— Begin RECORDS FOR THE TASK —

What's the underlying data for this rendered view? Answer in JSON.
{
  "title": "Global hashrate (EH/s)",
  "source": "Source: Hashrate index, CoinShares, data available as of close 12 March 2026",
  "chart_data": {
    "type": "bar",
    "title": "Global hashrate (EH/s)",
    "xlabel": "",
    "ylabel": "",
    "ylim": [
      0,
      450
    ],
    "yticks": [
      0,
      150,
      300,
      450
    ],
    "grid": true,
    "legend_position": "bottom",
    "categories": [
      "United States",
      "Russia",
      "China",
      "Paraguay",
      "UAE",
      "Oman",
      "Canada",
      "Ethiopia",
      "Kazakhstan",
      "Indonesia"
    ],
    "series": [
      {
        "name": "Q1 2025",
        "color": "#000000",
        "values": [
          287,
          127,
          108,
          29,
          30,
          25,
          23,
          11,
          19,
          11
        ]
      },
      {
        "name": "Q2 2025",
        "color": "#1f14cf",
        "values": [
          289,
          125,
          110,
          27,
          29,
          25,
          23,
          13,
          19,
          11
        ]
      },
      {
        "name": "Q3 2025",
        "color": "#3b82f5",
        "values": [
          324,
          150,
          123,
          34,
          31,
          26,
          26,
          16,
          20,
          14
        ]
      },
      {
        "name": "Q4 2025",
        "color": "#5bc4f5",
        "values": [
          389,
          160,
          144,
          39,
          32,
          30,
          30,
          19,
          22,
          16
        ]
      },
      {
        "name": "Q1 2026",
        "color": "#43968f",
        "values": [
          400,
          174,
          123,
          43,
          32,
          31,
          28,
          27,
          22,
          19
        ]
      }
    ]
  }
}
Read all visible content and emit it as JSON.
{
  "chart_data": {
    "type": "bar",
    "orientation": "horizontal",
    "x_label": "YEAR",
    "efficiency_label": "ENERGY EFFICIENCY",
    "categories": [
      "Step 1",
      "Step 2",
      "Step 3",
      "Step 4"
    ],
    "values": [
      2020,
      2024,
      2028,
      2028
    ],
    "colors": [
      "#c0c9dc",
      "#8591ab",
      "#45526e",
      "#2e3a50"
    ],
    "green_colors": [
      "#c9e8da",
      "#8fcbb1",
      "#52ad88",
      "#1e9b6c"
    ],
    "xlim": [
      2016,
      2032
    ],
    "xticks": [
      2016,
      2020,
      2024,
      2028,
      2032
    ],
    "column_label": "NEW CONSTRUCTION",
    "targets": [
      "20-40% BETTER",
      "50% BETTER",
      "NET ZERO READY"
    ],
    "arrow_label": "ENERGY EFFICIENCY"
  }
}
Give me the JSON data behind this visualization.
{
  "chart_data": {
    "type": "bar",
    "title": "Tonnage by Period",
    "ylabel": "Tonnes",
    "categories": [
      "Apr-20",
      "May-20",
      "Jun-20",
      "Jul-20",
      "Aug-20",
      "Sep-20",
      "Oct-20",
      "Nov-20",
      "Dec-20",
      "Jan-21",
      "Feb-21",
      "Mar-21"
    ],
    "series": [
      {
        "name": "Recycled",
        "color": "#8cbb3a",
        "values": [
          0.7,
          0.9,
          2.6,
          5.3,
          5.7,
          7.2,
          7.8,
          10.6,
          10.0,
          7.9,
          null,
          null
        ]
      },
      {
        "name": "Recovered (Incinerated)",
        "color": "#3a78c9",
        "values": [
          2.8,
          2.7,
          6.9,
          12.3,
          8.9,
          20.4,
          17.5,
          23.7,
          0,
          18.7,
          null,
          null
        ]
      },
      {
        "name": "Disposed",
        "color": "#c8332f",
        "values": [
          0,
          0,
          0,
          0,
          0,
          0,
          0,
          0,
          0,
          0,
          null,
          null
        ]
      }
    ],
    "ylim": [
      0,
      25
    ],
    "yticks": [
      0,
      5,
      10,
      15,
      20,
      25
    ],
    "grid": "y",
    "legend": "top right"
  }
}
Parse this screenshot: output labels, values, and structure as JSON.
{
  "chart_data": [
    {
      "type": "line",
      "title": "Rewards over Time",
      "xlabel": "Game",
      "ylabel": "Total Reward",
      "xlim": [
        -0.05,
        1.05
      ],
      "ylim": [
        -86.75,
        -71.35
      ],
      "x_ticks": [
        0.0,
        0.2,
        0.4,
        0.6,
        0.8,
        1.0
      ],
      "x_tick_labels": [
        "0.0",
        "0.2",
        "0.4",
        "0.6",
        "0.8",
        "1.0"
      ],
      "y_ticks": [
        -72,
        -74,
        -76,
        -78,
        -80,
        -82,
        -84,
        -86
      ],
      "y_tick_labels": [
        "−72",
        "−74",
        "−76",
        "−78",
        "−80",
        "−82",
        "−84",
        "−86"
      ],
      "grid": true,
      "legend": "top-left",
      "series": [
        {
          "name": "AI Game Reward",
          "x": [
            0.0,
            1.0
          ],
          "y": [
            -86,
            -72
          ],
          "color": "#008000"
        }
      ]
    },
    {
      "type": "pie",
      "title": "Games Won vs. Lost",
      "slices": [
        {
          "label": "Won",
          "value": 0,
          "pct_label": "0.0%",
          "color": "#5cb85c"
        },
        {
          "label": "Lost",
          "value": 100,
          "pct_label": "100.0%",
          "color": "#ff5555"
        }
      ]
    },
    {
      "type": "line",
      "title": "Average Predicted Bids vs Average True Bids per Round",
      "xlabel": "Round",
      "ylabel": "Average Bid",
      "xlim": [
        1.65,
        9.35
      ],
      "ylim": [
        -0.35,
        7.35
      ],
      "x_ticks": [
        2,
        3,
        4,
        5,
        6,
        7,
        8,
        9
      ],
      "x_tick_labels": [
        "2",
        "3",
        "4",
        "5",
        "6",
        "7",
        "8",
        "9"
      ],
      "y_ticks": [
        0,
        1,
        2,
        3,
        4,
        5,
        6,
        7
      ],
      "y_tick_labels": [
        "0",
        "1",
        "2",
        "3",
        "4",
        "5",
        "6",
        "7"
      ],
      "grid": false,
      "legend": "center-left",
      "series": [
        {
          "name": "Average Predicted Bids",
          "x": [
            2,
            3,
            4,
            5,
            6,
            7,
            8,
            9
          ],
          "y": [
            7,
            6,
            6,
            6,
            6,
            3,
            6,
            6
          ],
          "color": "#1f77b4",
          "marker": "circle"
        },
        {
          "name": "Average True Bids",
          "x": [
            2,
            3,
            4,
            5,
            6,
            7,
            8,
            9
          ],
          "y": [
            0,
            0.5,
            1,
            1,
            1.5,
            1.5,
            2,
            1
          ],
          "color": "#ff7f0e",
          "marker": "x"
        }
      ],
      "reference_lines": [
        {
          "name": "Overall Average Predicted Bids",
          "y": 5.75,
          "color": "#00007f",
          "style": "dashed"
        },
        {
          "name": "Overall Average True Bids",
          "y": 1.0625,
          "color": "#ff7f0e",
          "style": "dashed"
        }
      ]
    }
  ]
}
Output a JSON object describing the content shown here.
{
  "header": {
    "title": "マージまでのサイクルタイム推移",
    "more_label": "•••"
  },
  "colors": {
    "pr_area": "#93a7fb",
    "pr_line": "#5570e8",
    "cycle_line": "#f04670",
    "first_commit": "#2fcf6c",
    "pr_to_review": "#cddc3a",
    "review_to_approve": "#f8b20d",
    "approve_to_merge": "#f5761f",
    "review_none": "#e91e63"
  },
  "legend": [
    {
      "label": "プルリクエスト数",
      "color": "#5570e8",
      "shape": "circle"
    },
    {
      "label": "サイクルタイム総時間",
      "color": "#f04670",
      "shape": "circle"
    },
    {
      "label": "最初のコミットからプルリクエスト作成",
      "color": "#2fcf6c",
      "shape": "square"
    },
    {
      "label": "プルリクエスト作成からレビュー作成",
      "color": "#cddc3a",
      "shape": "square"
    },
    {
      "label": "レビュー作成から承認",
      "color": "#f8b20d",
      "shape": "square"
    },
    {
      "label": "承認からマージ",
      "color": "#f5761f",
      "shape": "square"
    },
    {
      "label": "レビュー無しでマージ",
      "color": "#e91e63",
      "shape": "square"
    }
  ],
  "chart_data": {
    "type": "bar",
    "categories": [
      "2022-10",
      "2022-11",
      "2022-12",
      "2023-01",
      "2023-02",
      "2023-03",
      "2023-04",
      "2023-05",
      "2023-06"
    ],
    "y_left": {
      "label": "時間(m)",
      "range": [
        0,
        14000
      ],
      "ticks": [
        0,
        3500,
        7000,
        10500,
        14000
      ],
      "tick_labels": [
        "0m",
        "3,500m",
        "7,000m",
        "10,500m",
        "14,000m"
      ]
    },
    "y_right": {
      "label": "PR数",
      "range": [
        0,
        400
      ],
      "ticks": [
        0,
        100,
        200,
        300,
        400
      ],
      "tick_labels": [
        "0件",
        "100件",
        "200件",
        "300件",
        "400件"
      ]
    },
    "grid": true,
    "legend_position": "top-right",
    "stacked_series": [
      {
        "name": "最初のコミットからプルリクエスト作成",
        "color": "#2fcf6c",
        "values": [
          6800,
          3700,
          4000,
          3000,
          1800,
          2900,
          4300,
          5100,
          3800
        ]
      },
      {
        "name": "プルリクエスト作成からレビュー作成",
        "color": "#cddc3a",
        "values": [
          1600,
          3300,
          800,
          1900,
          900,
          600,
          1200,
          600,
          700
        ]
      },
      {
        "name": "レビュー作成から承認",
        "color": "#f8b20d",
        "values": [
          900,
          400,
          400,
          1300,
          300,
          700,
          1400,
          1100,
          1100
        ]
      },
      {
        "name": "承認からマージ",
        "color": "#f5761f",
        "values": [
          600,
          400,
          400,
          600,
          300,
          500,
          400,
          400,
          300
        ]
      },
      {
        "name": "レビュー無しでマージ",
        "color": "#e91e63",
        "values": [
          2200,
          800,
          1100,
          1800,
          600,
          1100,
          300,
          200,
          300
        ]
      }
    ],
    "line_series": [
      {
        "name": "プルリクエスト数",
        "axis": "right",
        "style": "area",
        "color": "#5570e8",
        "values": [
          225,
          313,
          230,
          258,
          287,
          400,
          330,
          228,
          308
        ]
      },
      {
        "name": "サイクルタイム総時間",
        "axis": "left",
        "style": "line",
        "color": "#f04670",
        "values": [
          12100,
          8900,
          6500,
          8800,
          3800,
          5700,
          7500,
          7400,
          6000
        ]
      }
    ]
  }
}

— End RECORDS FOR THE TASK —

> EXERCISE DIRECTIONS: Report each line in the data that holds the word "grid".

> ANSWER FOR THIS EXERCISE:
    "grid": true,
    "grid": "y",
      "grid": true,
      "grid": false,
    "grid": true,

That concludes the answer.